(Exercise details): Gather all lines with "济南市国资委" from the records.

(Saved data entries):
** start **

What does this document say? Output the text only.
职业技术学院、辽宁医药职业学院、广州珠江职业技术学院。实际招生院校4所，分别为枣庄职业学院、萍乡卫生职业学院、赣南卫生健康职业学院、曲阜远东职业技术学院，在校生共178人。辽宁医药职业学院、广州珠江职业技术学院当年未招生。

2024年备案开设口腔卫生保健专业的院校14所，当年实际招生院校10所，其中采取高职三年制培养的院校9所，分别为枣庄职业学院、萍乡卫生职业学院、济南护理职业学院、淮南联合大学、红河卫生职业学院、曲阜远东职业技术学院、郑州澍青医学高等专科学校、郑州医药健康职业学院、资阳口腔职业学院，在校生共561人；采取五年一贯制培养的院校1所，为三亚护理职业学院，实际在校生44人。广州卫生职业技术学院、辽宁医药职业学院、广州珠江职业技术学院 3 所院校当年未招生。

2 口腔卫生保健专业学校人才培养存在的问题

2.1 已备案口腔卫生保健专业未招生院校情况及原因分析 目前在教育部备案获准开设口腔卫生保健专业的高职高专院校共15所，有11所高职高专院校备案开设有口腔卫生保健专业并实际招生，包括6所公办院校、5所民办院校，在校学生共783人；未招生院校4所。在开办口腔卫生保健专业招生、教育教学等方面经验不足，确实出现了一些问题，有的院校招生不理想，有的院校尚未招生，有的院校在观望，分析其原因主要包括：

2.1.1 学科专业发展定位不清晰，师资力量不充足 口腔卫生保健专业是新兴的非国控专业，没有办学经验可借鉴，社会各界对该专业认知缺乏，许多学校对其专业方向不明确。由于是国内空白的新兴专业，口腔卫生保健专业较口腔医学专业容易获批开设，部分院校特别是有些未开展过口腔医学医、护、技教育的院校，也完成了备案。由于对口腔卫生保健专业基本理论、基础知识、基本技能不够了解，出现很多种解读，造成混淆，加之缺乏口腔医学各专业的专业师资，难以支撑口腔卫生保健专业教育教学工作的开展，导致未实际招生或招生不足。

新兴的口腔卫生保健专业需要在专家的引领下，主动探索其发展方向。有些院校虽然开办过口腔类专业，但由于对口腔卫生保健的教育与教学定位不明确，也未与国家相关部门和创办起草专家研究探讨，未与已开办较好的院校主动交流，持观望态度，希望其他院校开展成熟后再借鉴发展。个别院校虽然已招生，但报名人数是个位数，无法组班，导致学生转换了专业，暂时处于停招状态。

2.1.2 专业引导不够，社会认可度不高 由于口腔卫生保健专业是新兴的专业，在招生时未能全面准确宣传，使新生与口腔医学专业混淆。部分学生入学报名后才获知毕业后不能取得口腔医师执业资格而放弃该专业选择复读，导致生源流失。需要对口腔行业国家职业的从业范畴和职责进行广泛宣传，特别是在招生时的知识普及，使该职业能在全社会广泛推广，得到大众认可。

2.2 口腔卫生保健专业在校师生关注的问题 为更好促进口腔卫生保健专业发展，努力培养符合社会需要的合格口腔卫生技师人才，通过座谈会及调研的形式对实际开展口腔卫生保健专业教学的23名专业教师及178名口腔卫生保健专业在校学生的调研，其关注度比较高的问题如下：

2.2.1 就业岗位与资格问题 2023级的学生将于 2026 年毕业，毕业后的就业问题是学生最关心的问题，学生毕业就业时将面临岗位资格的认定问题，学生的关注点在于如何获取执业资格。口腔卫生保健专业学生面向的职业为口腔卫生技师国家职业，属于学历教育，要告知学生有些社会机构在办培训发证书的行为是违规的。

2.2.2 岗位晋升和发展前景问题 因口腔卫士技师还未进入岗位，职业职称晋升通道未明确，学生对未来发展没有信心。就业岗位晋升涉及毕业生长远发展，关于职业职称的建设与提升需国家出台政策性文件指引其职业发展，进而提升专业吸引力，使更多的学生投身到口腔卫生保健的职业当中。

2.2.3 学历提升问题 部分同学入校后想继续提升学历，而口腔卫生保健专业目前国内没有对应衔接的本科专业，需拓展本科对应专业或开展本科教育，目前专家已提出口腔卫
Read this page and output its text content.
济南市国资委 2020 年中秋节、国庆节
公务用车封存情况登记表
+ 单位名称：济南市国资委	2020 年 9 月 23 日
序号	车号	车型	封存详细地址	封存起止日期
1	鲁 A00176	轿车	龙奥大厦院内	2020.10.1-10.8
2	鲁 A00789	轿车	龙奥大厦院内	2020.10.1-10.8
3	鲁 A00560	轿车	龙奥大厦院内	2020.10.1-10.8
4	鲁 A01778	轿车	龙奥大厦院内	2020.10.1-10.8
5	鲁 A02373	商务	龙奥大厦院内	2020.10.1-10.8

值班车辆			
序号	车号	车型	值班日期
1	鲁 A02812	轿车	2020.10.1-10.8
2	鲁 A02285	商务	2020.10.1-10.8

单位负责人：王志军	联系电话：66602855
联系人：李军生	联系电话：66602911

** end **

(Result):
济南市国资委 2020 年中秋节、国庆节
+ 单位名称：济南市国资委	2020 年 9 月 23 日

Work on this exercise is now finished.